=== DATA SHOWN ===

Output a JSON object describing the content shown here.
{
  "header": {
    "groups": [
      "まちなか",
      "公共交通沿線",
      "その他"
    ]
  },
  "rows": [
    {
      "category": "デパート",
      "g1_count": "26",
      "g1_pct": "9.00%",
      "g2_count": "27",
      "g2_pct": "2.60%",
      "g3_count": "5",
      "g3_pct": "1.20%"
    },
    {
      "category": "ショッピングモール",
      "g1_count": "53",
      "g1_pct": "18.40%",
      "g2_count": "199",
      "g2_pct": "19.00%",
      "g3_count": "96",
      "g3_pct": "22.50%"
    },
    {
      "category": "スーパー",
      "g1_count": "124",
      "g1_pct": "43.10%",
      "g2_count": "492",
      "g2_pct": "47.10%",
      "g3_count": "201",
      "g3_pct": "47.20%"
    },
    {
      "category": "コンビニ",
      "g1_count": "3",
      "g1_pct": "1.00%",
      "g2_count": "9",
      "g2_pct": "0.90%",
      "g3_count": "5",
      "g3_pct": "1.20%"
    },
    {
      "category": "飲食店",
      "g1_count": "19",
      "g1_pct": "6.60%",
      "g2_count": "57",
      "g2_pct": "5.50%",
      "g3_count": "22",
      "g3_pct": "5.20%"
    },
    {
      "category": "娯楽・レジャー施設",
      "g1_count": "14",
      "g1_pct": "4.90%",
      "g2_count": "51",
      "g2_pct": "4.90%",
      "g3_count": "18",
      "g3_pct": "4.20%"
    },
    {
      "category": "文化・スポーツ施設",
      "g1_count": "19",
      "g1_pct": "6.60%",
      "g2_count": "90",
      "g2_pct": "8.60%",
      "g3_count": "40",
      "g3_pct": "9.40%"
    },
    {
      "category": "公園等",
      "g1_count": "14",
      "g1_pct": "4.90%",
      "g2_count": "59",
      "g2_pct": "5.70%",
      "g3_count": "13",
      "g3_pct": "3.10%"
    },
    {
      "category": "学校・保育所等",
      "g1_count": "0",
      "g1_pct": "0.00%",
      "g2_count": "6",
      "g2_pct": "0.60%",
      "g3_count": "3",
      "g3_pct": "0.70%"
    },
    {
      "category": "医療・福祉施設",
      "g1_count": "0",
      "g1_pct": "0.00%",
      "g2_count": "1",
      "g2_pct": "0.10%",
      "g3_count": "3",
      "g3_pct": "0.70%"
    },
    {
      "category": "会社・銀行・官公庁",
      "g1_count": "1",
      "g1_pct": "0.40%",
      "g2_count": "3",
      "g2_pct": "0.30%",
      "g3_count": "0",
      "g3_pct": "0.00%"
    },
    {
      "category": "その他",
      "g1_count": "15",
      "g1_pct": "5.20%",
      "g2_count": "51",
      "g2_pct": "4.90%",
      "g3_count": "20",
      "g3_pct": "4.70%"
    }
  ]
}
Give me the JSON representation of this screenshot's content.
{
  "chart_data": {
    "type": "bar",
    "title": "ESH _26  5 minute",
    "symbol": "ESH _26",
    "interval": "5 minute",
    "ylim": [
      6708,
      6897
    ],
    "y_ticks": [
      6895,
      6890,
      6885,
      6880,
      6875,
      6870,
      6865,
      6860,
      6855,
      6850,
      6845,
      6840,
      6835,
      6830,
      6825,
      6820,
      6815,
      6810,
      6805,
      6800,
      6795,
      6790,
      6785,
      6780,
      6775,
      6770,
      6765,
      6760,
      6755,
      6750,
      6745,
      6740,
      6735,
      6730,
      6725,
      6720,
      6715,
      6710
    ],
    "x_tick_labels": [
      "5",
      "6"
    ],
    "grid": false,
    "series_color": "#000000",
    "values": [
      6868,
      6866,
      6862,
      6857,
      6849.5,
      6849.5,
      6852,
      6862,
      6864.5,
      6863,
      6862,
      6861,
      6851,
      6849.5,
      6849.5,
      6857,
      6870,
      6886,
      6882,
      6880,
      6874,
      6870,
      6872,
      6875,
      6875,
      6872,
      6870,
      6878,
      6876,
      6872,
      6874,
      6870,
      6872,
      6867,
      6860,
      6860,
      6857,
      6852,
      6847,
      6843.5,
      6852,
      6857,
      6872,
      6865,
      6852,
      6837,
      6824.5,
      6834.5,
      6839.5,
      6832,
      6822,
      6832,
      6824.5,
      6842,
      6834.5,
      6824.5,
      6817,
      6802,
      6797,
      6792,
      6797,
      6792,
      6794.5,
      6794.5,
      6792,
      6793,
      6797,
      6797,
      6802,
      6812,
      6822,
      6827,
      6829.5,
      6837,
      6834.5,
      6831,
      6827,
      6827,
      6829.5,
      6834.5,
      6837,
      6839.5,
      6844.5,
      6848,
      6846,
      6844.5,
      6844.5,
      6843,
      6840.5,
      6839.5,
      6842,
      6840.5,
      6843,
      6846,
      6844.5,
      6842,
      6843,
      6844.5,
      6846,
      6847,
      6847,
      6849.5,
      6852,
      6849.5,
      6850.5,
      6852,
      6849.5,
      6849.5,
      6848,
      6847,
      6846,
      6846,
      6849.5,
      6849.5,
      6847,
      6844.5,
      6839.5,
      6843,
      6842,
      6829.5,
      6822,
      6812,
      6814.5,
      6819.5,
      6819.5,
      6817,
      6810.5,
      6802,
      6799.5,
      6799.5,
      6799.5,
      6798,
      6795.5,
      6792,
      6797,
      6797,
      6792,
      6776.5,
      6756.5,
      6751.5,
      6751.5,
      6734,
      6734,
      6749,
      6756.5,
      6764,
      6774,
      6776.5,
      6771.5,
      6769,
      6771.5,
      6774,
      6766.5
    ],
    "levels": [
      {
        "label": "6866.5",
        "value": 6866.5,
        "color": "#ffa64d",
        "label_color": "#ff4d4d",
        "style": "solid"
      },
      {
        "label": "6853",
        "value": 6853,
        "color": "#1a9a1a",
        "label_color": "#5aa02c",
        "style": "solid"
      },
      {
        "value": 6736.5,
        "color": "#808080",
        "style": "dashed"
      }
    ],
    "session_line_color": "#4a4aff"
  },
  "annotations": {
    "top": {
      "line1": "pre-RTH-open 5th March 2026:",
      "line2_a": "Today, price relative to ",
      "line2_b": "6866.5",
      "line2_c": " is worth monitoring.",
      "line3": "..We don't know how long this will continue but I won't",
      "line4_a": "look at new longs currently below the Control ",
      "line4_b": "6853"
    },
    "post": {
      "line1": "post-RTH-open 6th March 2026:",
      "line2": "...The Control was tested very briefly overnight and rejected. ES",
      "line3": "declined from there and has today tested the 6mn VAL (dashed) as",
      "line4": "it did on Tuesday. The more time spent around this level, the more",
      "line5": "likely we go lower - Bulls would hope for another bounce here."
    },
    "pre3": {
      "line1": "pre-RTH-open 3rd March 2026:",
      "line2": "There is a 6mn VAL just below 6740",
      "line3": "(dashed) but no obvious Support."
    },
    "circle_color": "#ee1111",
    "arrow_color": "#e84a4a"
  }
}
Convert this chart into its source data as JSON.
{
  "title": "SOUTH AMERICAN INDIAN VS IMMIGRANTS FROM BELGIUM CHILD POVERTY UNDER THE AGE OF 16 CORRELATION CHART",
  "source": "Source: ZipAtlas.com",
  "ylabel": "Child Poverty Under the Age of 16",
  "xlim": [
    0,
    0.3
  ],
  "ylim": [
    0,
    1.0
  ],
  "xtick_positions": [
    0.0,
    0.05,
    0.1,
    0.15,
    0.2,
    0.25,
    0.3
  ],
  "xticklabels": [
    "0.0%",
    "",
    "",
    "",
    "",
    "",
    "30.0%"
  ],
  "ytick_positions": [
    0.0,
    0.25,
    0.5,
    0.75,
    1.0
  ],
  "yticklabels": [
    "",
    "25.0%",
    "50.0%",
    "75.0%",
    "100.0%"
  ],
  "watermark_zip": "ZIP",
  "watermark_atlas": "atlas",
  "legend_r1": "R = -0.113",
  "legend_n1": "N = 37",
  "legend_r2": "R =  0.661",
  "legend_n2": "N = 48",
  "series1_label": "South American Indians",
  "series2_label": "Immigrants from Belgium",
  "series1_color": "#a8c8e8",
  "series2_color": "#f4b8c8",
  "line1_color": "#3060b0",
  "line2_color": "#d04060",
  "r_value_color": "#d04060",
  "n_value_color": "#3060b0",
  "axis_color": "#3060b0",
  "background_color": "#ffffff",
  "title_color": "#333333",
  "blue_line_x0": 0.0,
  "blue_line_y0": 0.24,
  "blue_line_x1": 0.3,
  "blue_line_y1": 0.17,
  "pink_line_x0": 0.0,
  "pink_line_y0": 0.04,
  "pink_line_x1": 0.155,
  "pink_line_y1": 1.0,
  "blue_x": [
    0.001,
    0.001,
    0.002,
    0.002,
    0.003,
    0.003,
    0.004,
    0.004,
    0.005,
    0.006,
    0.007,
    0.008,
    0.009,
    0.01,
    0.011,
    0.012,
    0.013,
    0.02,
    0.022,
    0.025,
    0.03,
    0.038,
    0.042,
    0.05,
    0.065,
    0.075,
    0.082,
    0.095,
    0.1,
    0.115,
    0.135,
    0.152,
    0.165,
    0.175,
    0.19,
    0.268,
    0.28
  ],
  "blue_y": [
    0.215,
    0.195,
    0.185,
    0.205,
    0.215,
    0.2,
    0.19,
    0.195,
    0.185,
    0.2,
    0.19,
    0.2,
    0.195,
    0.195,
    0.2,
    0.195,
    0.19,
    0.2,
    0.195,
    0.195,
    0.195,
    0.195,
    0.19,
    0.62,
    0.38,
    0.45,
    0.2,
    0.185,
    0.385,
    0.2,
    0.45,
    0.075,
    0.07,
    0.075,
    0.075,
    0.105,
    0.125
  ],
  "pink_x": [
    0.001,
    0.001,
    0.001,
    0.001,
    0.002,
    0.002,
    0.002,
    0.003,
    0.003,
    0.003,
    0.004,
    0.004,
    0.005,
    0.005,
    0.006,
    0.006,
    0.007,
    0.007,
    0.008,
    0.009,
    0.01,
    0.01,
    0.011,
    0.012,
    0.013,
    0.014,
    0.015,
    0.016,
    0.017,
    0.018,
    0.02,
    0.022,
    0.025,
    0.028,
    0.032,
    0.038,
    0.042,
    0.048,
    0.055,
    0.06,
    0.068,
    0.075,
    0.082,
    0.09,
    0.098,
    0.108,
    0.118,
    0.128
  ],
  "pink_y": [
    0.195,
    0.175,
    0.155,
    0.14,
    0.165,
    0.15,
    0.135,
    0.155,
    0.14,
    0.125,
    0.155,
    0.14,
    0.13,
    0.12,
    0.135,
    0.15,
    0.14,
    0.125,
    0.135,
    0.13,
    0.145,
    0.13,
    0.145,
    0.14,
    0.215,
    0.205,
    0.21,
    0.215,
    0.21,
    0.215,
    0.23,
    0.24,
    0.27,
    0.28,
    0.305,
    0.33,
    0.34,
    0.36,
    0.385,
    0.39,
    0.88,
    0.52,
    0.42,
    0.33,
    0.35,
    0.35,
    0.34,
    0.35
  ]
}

===

In the material above, find each line that contains the word "March", and select it.

● RESULT:
      "line1": "pre-RTH-open 5th March 2026:",
      "line1": "post-RTH-open 6th March 2026:",
      "line1": "pre-RTH-open 3rd March 2026:",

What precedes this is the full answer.